### Problem description
Return each line of the data below verbatim; pictures are to be left out.
------------------------------
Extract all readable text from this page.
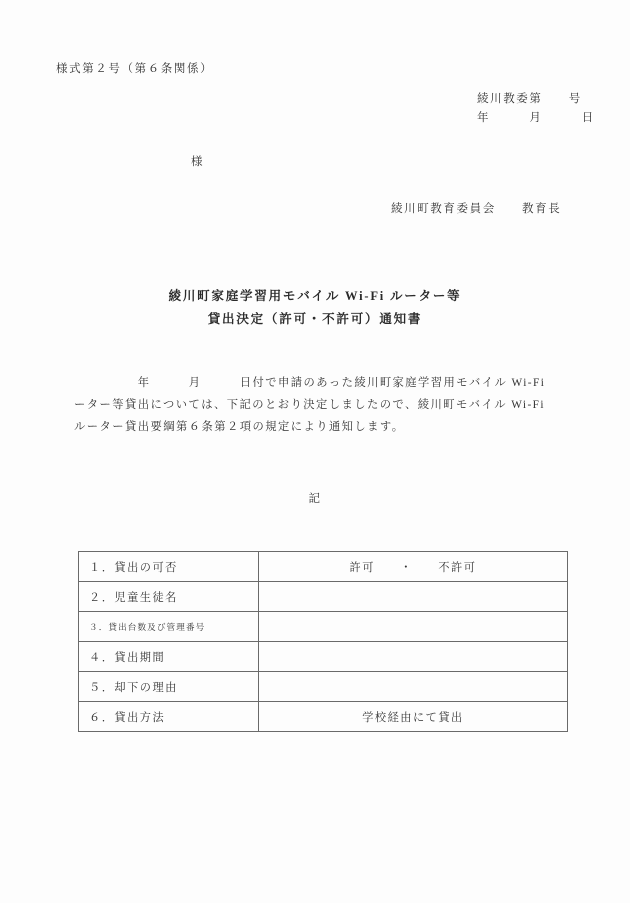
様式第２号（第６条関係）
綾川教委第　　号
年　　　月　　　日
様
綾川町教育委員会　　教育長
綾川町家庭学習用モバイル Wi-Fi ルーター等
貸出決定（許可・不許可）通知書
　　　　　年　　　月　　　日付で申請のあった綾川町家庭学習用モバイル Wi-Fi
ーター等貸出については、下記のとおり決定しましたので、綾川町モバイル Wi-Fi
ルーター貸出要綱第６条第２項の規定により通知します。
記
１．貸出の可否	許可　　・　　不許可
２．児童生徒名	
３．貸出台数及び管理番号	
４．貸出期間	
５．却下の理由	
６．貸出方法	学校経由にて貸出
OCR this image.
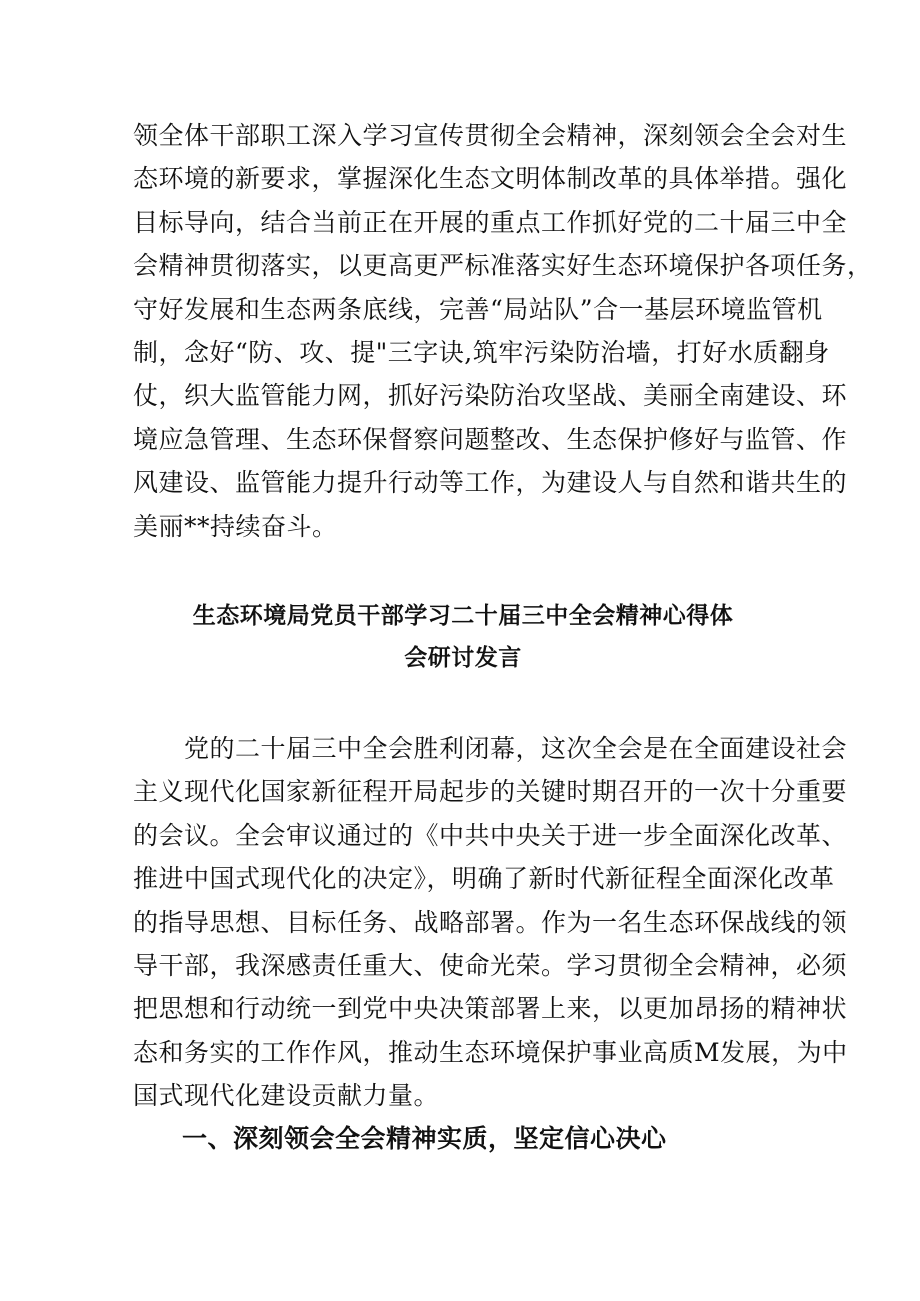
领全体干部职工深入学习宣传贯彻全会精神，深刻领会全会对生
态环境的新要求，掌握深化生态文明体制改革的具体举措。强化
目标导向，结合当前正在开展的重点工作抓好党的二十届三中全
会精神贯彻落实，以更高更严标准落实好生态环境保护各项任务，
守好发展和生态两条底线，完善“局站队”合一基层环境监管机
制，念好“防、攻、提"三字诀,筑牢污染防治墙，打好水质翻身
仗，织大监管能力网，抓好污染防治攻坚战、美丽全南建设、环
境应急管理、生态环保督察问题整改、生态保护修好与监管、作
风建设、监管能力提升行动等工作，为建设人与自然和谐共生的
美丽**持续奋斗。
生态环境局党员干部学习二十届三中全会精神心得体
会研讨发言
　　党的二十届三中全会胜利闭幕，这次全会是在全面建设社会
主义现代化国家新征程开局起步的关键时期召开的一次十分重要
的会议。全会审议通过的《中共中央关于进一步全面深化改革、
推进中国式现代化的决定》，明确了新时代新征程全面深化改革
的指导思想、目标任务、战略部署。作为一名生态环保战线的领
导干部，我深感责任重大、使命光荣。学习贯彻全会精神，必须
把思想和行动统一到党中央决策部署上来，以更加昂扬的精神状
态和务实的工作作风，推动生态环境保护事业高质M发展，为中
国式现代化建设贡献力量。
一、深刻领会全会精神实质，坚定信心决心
------------------------------
### Full solution
Extract all readable text from this page.
様式第２号（第６条関係）
綾川教委第　　号
年　　　月　　　日
様
綾川町教育委員会　　教育長
綾川町家庭学習用モバイル Wi-Fi ルーター等
貸出決定（許可・不許可）通知書
　　　　　年　　　月　　　日付で申請のあった綾川町家庭学習用モバイル Wi-Fi
ーター等貸出については、下記のとおり決定しましたので、綾川町モバイル Wi-Fi
ルーター貸出要綱第６条第２項の規定により通知します。
記
１．貸出の可否	許可　　・　　不許可
２．児童生徒名	
３．貸出台数及び管理番号	
４．貸出期間	
５．却下の理由	
６．貸出方法	学校経由にて貸出
OCR this image.
领全体干部职工深入学习宣传贯彻全会精神，深刻领会全会对生
态环境的新要求，掌握深化生态文明体制改革的具体举措。强化
目标导向，结合当前正在开展的重点工作抓好党的二十届三中全
会精神贯彻落实，以更高更严标准落实好生态环境保护各项任务，
守好发展和生态两条底线，完善“局站队”合一基层环境监管机
制，念好“防、攻、提"三字诀,筑牢污染防治墙，打好水质翻身
仗，织大监管能力网，抓好污染防治攻坚战、美丽全南建设、环
境应急管理、生态环保督察问题整改、生态保护修好与监管、作
风建设、监管能力提升行动等工作，为建设人与自然和谐共生的
美丽**持续奋斗。
生态环境局党员干部学习二十届三中全会精神心得体
会研讨发言
　　党的二十届三中全会胜利闭幕，这次全会是在全面建设社会
主义现代化国家新征程开局起步的关键时期召开的一次十分重要
的会议。全会审议通过的《中共中央关于进一步全面深化改革、
推进中国式现代化的决定》，明确了新时代新征程全面深化改革
的指导思想、目标任务、战略部署。作为一名生态环保战线的领
导干部，我深感责任重大、使命光荣。学习贯彻全会精神，必须
把思想和行动统一到党中央决策部署上来，以更加昂扬的精神状
态和务实的工作作风，推动生态环境保护事业高质M发展，为中
国式现代化建设贡献力量。
一、深刻领会全会精神实质，坚定信心决心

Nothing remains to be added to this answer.